--- Do this ---
Where a line in the listing contains the string "right", copy that line out.

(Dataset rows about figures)
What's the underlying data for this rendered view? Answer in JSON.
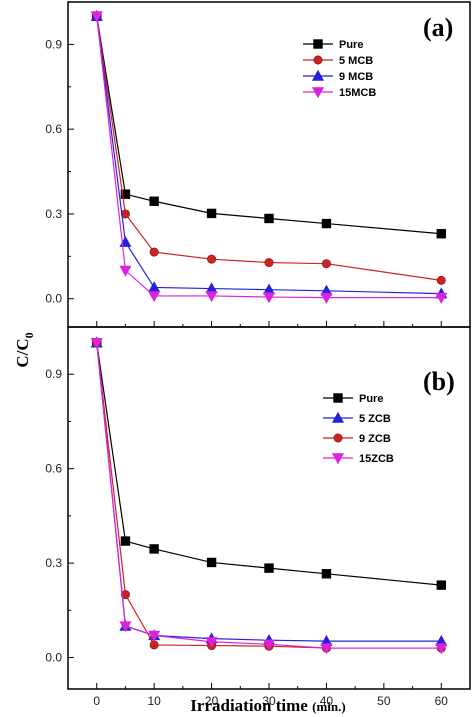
{
  "figure": {
    "xlabel": "Irradiation time",
    "xlabel_unit": "(min.)",
    "ylabel_main": "C/C",
    "ylabel_sub": "0"
  },
  "chart_data": [
    {
      "type": "line",
      "panel_label": "(a)",
      "x": [
        0,
        5,
        10,
        20,
        30,
        40,
        60
      ],
      "xlim": [
        -5,
        65
      ],
      "ylim": [
        -0.1,
        1.05
      ],
      "yticks": [
        "0.0",
        "0.3",
        "0.6",
        "0.9"
      ],
      "ytick_values": [
        0.0,
        0.3,
        0.6,
        0.9
      ],
      "xticks": [
        0,
        10,
        20,
        30,
        40,
        50,
        60
      ],
      "legend_position": "top-right",
      "series": [
        {
          "name": "Pure",
          "color": "#000000",
          "marker": "square",
          "values": [
            1.0,
            0.37,
            0.345,
            0.302,
            0.284,
            0.266,
            0.23
          ]
        },
        {
          "name": "5 MCB",
          "color": "#cc2222",
          "marker": "circle",
          "values": [
            1.0,
            0.3,
            0.165,
            0.14,
            0.128,
            0.124,
            0.065
          ]
        },
        {
          "name": "9 MCB",
          "color": "#2222dd",
          "marker": "triangle-up",
          "values": [
            1.0,
            0.2,
            0.04,
            0.036,
            0.032,
            0.028,
            0.018
          ]
        },
        {
          "name": "15MCB",
          "color": "#dd22dd",
          "marker": "triangle-down",
          "values": [
            1.0,
            0.1,
            0.01,
            0.01,
            0.006,
            0.004,
            0.004
          ]
        }
      ]
    },
    {
      "type": "line",
      "panel_label": "(b)",
      "x": [
        0,
        5,
        10,
        20,
        30,
        40,
        60
      ],
      "xlim": [
        -5,
        65
      ],
      "ylim": [
        -0.1,
        1.05
      ],
      "yticks": [
        "0.0",
        "0.3",
        "0.6",
        "0.9"
      ],
      "ytick_values": [
        0.0,
        0.3,
        0.6,
        0.9
      ],
      "xticks": [
        0,
        10,
        20,
        30,
        40,
        50,
        60
      ],
      "xtick_labels": [
        "0",
        "10",
        "20",
        "30",
        "40",
        "50",
        "60"
      ],
      "legend_position": "right",
      "series": [
        {
          "name": "Pure",
          "color": "#000000",
          "marker": "square",
          "values": [
            1.0,
            0.37,
            0.345,
            0.302,
            0.284,
            0.266,
            0.23
          ]
        },
        {
          "name": "5 ZCB",
          "color": "#2222dd",
          "marker": "triangle-up",
          "values": [
            1.0,
            0.1,
            0.07,
            0.06,
            0.055,
            0.052,
            0.052
          ]
        },
        {
          "name": "9 ZCB",
          "color": "#cc2222",
          "marker": "circle",
          "values": [
            1.0,
            0.2,
            0.04,
            0.038,
            0.036,
            0.03,
            0.03
          ]
        },
        {
          "name": "15ZCB",
          "color": "#dd22dd",
          "marker": "triangle-down",
          "values": [
            1.0,
            0.1,
            0.07,
            0.05,
            0.042,
            0.03,
            0.03
          ]
        }
      ]
    }
  ]
}
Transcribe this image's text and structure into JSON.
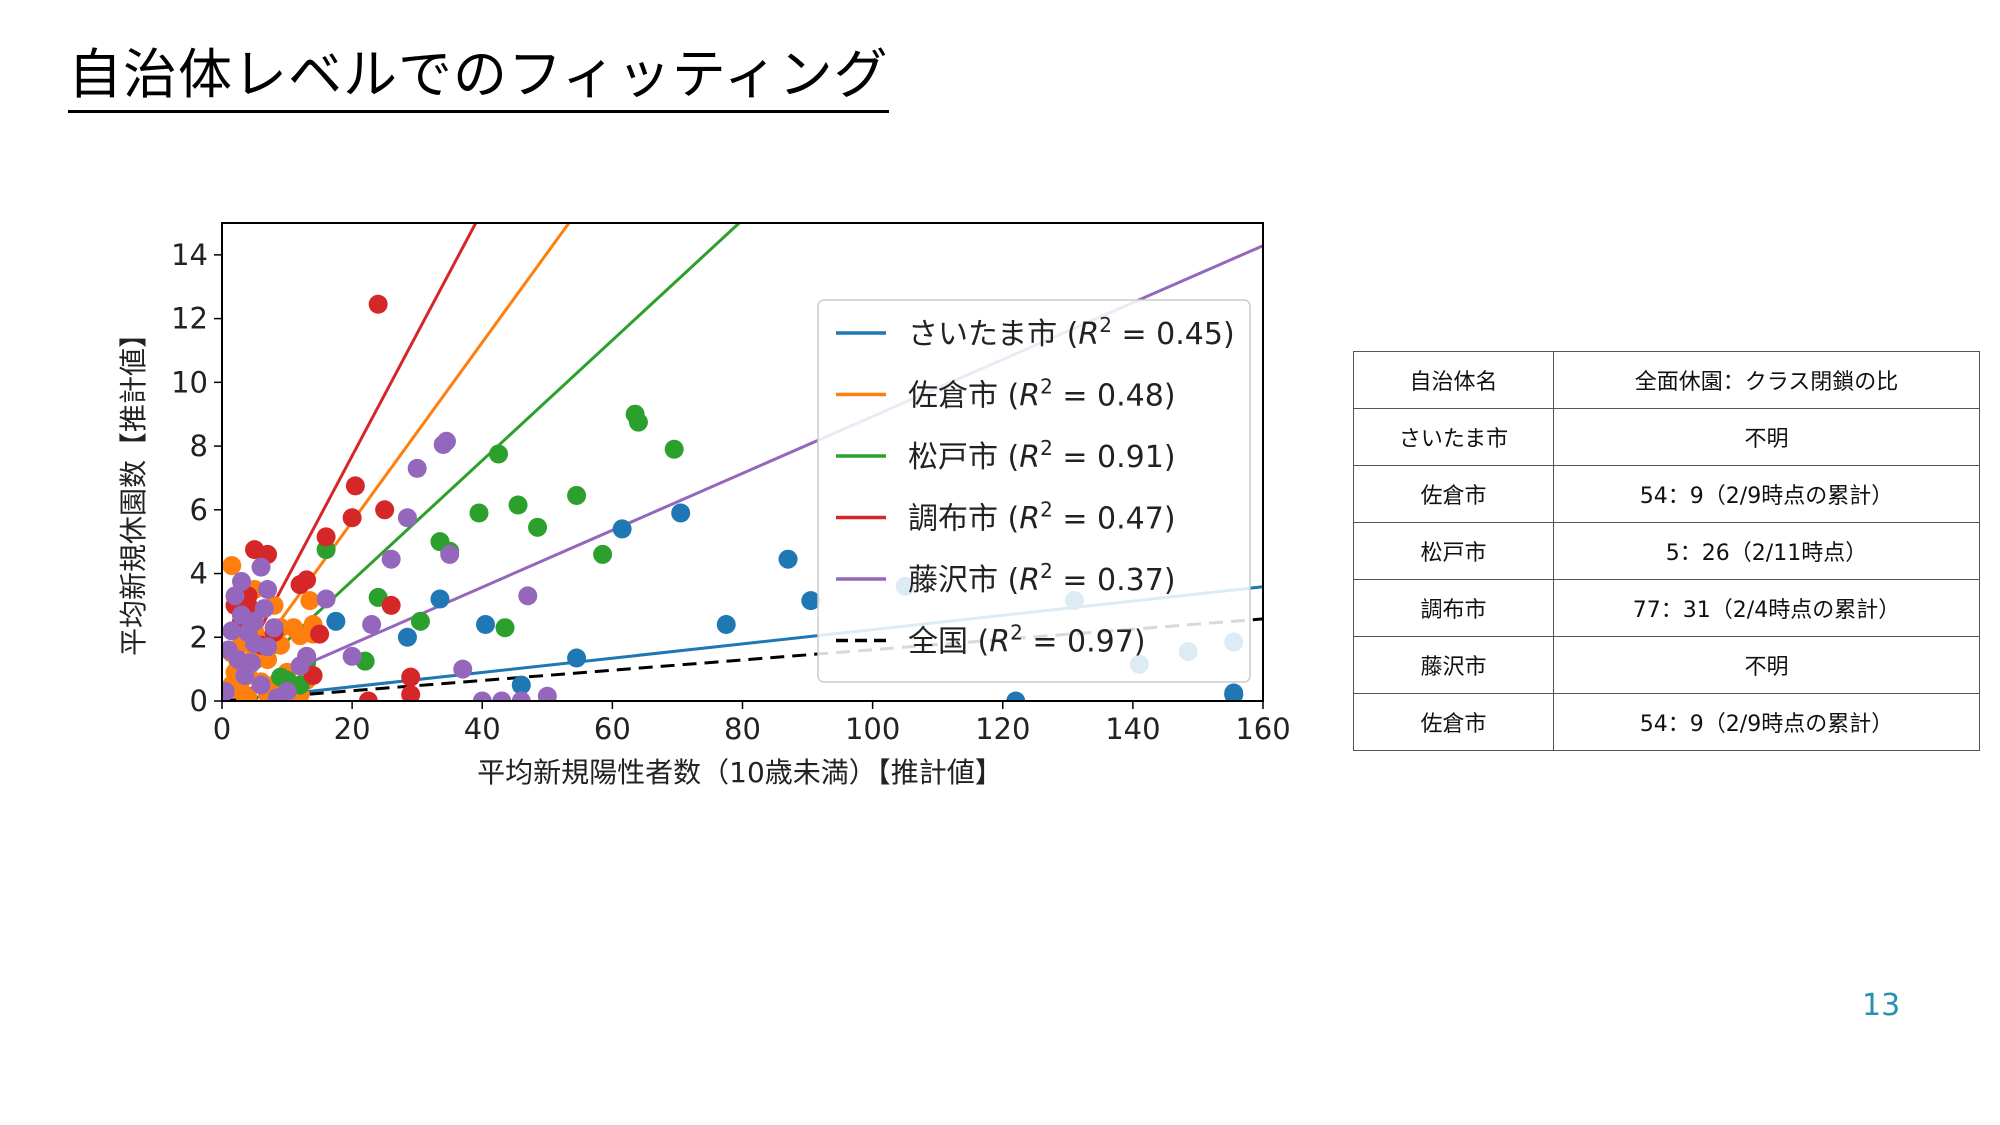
{
  "slide": {
    "title": "自治体レベルでのフィッティング",
    "page_number": "13"
  },
  "table": {
    "headers": [
      "自治体名",
      "全面休園：クラス閉鎖の比"
    ],
    "rows": [
      [
        "さいたま市",
        "不明"
      ],
      [
        "佐倉市",
        "54：9（2/9時点の累計）"
      ],
      [
        "松戸市",
        "5：26（2/11時点）"
      ],
      [
        "調布市",
        "77：31（2/4時点の累計）"
      ],
      [
        "藤沢市",
        "不明"
      ],
      [
        "佐倉市",
        "54：9（2/9時点の累計）"
      ]
    ]
  },
  "chart_data": {
    "type": "scatter",
    "xlabel": "平均新規陽性者数（10歳未満）【推計値】",
    "ylabel": "平均新規休園数【推計値】",
    "xlim": [
      0,
      160
    ],
    "ylim": [
      0,
      15
    ],
    "xticks": [
      0,
      20,
      40,
      60,
      80,
      100,
      120,
      140,
      160
    ],
    "yticks": [
      0,
      2,
      4,
      6,
      8,
      10,
      12,
      14
    ],
    "legend_position": "center-right",
    "grid": false,
    "series": [
      {
        "name": "さいたま市",
        "r2": "0.45",
        "color": "#1f77b4",
        "slope": 0.0224,
        "line_style": "solid",
        "points": [
          [
            17.5,
            2.5
          ],
          [
            28.5,
            2.0
          ],
          [
            33.5,
            3.2
          ],
          [
            40.5,
            2.4
          ],
          [
            46,
            0.5
          ],
          [
            54.5,
            1.35
          ],
          [
            61.5,
            5.4
          ],
          [
            70.5,
            5.9
          ],
          [
            77.5,
            2.4
          ],
          [
            87,
            4.45
          ],
          [
            90.5,
            3.15
          ],
          [
            105,
            3.6
          ],
          [
            122,
            0
          ],
          [
            131,
            3.15
          ],
          [
            141,
            1.15
          ],
          [
            148.5,
            1.55
          ],
          [
            155.5,
            1.85
          ],
          [
            155.5,
            0.25
          ],
          [
            155.5,
            0.2
          ]
        ]
      },
      {
        "name": "佐倉市",
        "r2": "0.48",
        "color": "#ff7f0e",
        "slope": 0.2813,
        "line_style": "solid",
        "points": [
          [
            1.5,
            4.25
          ],
          [
            1.5,
            1.5
          ],
          [
            1.5,
            0.5
          ],
          [
            2,
            0.9
          ],
          [
            2.5,
            1.2
          ],
          [
            3,
            1.8
          ],
          [
            3,
            0.3
          ],
          [
            4,
            2.5
          ],
          [
            4,
            0.1
          ],
          [
            5,
            3.5
          ],
          [
            5,
            2.2
          ],
          [
            5,
            1.4
          ],
          [
            6,
            0.6
          ],
          [
            6,
            1.9
          ],
          [
            7,
            1.3
          ],
          [
            7,
            0.2
          ],
          [
            8,
            3.0
          ],
          [
            8,
            0.5
          ],
          [
            9,
            1.75
          ],
          [
            9,
            2.3
          ],
          [
            10,
            0.9
          ],
          [
            11,
            2.3
          ],
          [
            12,
            0.2
          ],
          [
            12,
            2.05
          ],
          [
            13,
            0.65
          ],
          [
            13,
            1.4
          ],
          [
            13.5,
            3.15
          ],
          [
            14,
            2.1
          ],
          [
            14,
            2.4
          ],
          [
            4,
            0.8
          ],
          [
            3,
            2.7
          ]
        ]
      },
      {
        "name": "松戸市",
        "r2": "0.91",
        "color": "#2ca02c",
        "slope": 0.1887,
        "line_style": "solid",
        "points": [
          [
            9,
            0.75
          ],
          [
            10,
            0.65
          ],
          [
            12,
            0.5
          ],
          [
            13,
            1.2
          ],
          [
            16,
            4.75
          ],
          [
            22,
            1.25
          ],
          [
            24,
            3.25
          ],
          [
            30.5,
            2.5
          ],
          [
            33.5,
            5.0
          ],
          [
            35,
            4.7
          ],
          [
            39.5,
            5.9
          ],
          [
            42.5,
            7.75
          ],
          [
            43.5,
            2.3
          ],
          [
            45.5,
            6.15
          ],
          [
            48.5,
            5.45
          ],
          [
            54.5,
            6.45
          ],
          [
            58.5,
            4.6
          ],
          [
            63.5,
            9.0
          ],
          [
            64,
            8.75
          ],
          [
            69.5,
            7.9
          ]
        ]
      },
      {
        "name": "調布市",
        "r2": "0.47",
        "color": "#d62728",
        "slope": 0.3846,
        "line_style": "solid",
        "points": [
          [
            2,
            3.0
          ],
          [
            3,
            2.5
          ],
          [
            4,
            3.3
          ],
          [
            4,
            3.0
          ],
          [
            5,
            4.75
          ],
          [
            6,
            1.75
          ],
          [
            7,
            4.6
          ],
          [
            8,
            2.15
          ],
          [
            12,
            3.65
          ],
          [
            13,
            3.8
          ],
          [
            14,
            0.8
          ],
          [
            15,
            2.1
          ],
          [
            16,
            5.15
          ],
          [
            20,
            5.75
          ],
          [
            20.5,
            6.75
          ],
          [
            22.5,
            0
          ],
          [
            24,
            12.45
          ],
          [
            25,
            6.0
          ],
          [
            26,
            3.0
          ],
          [
            29,
            0.75
          ],
          [
            29,
            0.2
          ]
        ]
      },
      {
        "name": "藤沢市",
        "r2": "0.37",
        "color": "#9467bd",
        "slope": 0.0893,
        "line_style": "solid",
        "points": [
          [
            0.5,
            0.3
          ],
          [
            1,
            1.6
          ],
          [
            1.5,
            2.2
          ],
          [
            2,
            3.3
          ],
          [
            2.5,
            1.3
          ],
          [
            3,
            3.75
          ],
          [
            3,
            2.7
          ],
          [
            3.5,
            0.8
          ],
          [
            4,
            2.15
          ],
          [
            4.5,
            1.2
          ],
          [
            5,
            2.5
          ],
          [
            5,
            1.8
          ],
          [
            6,
            4.2
          ],
          [
            6,
            0.5
          ],
          [
            6.5,
            2.9
          ],
          [
            7,
            3.5
          ],
          [
            7,
            1.7
          ],
          [
            8,
            2.3
          ],
          [
            8.5,
            0.1
          ],
          [
            10,
            0.3
          ],
          [
            12,
            1.1
          ],
          [
            13,
            1.4
          ],
          [
            16,
            3.2
          ],
          [
            20,
            1.4
          ],
          [
            23,
            2.4
          ],
          [
            26,
            4.45
          ],
          [
            28.5,
            5.75
          ],
          [
            30,
            7.3
          ],
          [
            34,
            8.05
          ],
          [
            34.5,
            8.15
          ],
          [
            35,
            4.6
          ],
          [
            37,
            1.0
          ],
          [
            40,
            0
          ],
          [
            43,
            0
          ],
          [
            46,
            0
          ],
          [
            47,
            3.3
          ],
          [
            50,
            0.15
          ]
        ]
      },
      {
        "name": "全国",
        "r2": "0.97",
        "color": "#000000",
        "slope": 0.0161,
        "line_style": "dashed",
        "points": []
      }
    ]
  }
}
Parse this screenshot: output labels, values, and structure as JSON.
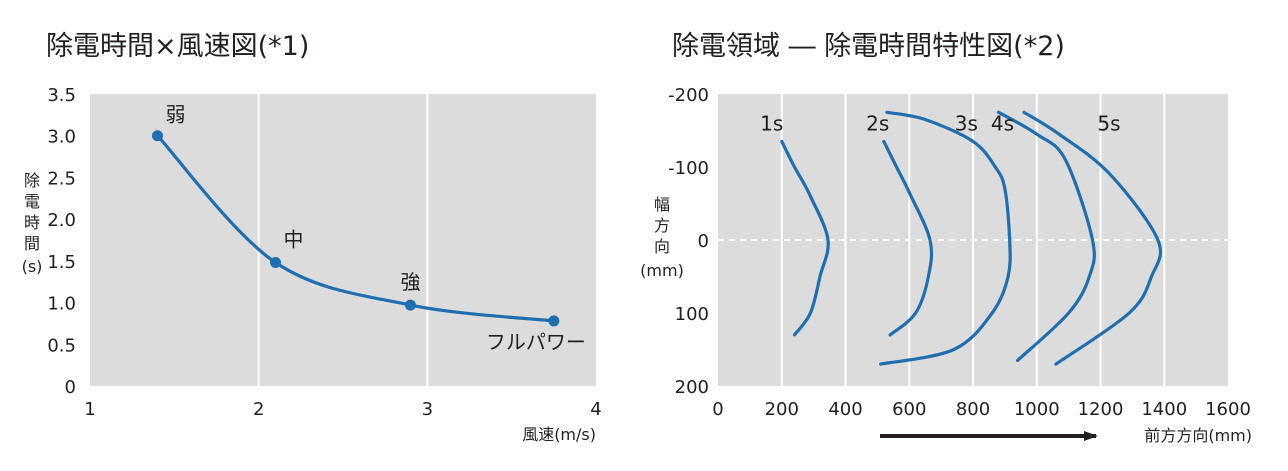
{
  "chart_data": [
    {
      "type": "line",
      "title": "除電時間×風速図(*1)",
      "xlabel": "風速(m/s)",
      "ylabel": "除電時間(s)",
      "ylabel_chars": [
        "除",
        "電",
        "時",
        "間",
        "(s)"
      ],
      "xlim": [
        1,
        4
      ],
      "ylim": [
        0,
        3.5
      ],
      "xticks": [
        "1",
        "2",
        "3",
        "4"
      ],
      "yticks": [
        "0",
        "0.5",
        "1.0",
        "1.5",
        "2.0",
        "2.5",
        "3.0",
        "3.5"
      ],
      "grid": true,
      "series": [
        {
          "x": [
            1.4,
            2.1,
            2.9,
            3.75
          ],
          "y": [
            3.0,
            1.48,
            0.97,
            0.78
          ]
        }
      ],
      "annotations": [
        {
          "text": "弱",
          "x": 1.4,
          "y": 3.0
        },
        {
          "text": "中",
          "x": 2.1,
          "y": 1.48
        },
        {
          "text": "強",
          "x": 2.9,
          "y": 0.97
        },
        {
          "text": "フルパワー",
          "x": 3.75,
          "y": 0.78
        }
      ],
      "line_color": "#1f6fb0",
      "background": "#dcdcdc"
    },
    {
      "type": "line",
      "title": "除電領域 ― 除電時間特性図(*2)",
      "xlabel": "前方方向(mm)",
      "ylabel": "幅方向(mm)",
      "ylabel_chars": [
        "幅",
        "方",
        "向",
        "(mm)"
      ],
      "xlim": [
        0,
        1600
      ],
      "ylim": [
        -200,
        200
      ],
      "xticks": [
        "0",
        "200",
        "400",
        "600",
        "800",
        "1000",
        "1200",
        "1400",
        "1600"
      ],
      "yticks": [
        "-200",
        "-100",
        "0",
        "100",
        "200"
      ],
      "grid": true,
      "zero_line": "dashed",
      "series": [
        {
          "name": "1s",
          "points": [
            [
              200,
              -135
            ],
            [
              240,
              -100
            ],
            [
              290,
              -60
            ],
            [
              345,
              0
            ],
            [
              320,
              50
            ],
            [
              290,
              100
            ],
            [
              240,
              130
            ]
          ]
        },
        {
          "name": "2s",
          "points": [
            [
              520,
              -135
            ],
            [
              560,
              -100
            ],
            [
              600,
              -65
            ],
            [
              665,
              0
            ],
            [
              660,
              50
            ],
            [
              620,
              100
            ],
            [
              540,
              130
            ]
          ]
        },
        {
          "name": "3s",
          "points": [
            [
              530,
              -175
            ],
            [
              650,
              -165
            ],
            [
              800,
              -135
            ],
            [
              870,
              -100
            ],
            [
              900,
              -70
            ],
            [
              915,
              0
            ],
            [
              910,
              50
            ],
            [
              860,
              100
            ],
            [
              740,
              150
            ],
            [
              510,
              170
            ]
          ]
        },
        {
          "name": "4s",
          "points": [
            [
              880,
              -175
            ],
            [
              1000,
              -145
            ],
            [
              1090,
              -110
            ],
            [
              1175,
              0
            ],
            [
              1165,
              50
            ],
            [
              1100,
              100
            ],
            [
              940,
              165
            ]
          ]
        },
        {
          "name": "5s",
          "points": [
            [
              960,
              -175
            ],
            [
              1070,
              -145
            ],
            [
              1230,
              -90
            ],
            [
              1380,
              0
            ],
            [
              1360,
              50
            ],
            [
              1290,
              100
            ],
            [
              1060,
              170
            ]
          ]
        }
      ],
      "line_color": "#1f6fb0",
      "background": "#dcdcdc"
    }
  ]
}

--- Expected answer ---
      "legend_position": "top-right",
      "legend_position": "right",
    "legend_position": "center-right",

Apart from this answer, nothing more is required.